> Problem details:
Check each line of the material. Copy those containing "title".

--- Begin Supplied entries ---

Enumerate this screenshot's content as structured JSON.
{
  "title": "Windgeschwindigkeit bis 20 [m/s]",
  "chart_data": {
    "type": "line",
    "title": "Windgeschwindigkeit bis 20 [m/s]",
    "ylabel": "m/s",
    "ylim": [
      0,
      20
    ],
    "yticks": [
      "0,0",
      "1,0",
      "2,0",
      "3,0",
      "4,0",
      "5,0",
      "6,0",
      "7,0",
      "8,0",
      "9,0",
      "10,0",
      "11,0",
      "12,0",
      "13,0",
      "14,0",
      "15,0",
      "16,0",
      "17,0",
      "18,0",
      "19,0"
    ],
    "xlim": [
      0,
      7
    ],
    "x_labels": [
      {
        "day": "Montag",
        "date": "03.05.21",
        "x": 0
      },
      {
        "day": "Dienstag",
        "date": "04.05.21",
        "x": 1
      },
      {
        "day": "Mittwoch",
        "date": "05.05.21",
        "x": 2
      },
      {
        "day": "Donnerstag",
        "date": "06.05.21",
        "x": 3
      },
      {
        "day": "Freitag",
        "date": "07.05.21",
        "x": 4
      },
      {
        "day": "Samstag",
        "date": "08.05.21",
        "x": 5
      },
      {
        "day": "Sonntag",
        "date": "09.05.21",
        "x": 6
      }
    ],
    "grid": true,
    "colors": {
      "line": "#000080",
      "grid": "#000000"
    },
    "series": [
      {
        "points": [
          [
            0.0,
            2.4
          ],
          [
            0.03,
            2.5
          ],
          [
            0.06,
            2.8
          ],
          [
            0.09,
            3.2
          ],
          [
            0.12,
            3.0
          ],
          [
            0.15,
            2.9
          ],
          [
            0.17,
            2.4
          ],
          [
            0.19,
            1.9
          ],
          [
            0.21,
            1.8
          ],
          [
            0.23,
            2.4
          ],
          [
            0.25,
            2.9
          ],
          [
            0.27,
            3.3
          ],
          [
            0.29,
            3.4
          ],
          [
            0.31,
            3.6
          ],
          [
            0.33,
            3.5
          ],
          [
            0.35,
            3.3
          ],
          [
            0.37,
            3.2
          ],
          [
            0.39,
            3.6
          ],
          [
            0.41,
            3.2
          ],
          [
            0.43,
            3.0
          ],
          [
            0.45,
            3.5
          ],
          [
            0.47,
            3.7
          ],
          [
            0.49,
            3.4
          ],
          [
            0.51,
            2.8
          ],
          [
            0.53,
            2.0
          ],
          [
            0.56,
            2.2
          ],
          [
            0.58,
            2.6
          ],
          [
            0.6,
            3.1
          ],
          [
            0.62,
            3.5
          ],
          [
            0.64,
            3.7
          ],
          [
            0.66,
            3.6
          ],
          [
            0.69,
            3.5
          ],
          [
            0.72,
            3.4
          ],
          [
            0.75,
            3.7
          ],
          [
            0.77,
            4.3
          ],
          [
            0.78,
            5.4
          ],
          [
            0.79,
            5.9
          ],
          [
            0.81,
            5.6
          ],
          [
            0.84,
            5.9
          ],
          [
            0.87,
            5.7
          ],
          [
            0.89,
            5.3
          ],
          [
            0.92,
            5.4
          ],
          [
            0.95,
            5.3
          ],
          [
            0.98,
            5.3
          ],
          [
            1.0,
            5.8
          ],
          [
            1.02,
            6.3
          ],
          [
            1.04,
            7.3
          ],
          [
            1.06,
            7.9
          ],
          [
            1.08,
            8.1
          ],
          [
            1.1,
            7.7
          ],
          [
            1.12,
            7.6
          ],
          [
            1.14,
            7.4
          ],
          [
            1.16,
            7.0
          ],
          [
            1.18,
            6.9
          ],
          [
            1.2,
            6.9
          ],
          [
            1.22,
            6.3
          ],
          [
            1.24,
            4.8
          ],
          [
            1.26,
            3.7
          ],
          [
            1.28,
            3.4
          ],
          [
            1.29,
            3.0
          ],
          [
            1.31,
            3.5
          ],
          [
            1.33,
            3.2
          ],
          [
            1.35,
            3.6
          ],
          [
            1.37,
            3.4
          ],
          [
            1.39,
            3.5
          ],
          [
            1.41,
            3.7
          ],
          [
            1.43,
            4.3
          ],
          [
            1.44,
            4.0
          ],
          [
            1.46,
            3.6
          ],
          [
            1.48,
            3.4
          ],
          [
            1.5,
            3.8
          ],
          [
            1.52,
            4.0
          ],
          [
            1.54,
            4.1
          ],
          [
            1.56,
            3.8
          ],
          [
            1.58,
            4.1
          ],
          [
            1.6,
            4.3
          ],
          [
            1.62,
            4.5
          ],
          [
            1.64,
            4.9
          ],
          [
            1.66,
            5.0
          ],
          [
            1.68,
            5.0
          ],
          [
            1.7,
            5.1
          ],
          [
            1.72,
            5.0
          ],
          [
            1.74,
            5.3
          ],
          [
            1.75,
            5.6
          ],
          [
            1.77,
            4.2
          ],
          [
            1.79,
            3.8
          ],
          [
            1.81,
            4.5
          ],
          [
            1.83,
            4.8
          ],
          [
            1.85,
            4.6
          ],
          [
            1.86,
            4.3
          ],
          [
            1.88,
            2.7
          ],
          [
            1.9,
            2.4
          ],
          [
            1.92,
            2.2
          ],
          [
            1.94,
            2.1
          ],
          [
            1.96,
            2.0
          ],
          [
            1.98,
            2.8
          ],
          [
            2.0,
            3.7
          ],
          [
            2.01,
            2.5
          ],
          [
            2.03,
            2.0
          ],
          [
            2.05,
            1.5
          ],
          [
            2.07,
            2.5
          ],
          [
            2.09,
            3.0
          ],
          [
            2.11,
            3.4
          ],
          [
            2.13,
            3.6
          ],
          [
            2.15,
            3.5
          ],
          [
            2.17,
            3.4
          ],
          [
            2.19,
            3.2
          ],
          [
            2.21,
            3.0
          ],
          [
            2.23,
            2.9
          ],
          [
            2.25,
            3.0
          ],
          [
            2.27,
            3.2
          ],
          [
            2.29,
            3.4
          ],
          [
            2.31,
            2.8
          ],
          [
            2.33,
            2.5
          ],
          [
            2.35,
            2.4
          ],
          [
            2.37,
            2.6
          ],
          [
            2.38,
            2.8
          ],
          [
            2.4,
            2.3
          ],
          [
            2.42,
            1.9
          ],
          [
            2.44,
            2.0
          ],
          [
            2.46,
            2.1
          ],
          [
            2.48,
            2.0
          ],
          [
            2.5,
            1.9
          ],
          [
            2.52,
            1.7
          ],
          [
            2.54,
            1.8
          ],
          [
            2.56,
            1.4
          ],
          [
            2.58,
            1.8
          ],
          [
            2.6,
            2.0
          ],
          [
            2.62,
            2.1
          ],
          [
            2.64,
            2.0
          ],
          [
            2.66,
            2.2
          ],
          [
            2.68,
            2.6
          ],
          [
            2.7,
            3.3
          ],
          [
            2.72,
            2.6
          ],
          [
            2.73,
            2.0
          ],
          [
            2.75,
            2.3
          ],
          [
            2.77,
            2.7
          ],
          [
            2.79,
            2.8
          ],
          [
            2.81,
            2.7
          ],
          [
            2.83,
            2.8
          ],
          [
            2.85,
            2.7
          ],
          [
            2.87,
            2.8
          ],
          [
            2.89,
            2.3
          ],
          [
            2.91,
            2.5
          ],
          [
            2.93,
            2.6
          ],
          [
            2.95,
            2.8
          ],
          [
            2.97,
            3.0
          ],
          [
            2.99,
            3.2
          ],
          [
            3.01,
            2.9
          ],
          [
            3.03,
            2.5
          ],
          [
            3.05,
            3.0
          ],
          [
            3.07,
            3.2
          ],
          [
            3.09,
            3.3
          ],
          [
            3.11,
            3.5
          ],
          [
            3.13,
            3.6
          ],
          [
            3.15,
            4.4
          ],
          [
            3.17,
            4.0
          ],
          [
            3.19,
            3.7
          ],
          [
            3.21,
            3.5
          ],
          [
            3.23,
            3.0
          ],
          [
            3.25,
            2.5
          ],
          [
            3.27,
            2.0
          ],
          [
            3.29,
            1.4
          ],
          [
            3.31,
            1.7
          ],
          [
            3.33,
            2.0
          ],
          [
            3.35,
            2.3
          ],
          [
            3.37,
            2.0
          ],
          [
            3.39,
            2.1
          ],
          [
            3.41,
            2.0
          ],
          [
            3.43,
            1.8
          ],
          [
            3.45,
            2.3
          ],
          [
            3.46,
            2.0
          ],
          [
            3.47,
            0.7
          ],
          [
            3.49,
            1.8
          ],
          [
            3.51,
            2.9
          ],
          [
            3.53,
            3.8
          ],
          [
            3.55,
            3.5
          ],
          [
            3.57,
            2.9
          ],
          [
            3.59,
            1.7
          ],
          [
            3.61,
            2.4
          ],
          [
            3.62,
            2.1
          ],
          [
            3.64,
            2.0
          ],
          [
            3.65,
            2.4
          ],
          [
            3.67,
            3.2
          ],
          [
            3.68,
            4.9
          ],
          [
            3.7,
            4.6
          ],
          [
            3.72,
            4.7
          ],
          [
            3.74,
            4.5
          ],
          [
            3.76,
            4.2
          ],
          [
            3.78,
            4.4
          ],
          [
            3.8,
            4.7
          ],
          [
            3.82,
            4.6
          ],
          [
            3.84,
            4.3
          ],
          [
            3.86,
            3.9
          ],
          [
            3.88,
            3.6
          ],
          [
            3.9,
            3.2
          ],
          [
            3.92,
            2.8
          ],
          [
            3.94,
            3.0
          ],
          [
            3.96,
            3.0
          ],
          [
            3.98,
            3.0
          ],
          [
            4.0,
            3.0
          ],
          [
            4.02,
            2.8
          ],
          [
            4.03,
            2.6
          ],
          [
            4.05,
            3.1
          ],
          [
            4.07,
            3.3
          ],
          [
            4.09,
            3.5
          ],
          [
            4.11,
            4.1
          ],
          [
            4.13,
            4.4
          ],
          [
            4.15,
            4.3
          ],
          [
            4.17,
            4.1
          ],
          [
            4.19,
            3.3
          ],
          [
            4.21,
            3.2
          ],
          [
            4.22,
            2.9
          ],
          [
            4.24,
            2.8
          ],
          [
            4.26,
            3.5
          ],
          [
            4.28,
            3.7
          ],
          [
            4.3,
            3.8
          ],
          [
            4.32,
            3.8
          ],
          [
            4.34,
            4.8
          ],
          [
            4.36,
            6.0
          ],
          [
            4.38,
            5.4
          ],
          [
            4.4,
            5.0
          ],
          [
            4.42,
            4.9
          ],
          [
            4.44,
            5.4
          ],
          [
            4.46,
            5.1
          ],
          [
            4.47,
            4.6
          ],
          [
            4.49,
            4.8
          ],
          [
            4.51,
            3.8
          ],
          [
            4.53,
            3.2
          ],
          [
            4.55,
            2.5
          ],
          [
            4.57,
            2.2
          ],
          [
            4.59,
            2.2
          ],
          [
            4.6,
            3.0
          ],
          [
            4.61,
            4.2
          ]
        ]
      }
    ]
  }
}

--- End Supplied entries ---

> Finished exercise:
  "title": "Windgeschwindigkeit bis 20 [m/s]",
    "title": "Windgeschwindigkeit bis 20 [m/s]",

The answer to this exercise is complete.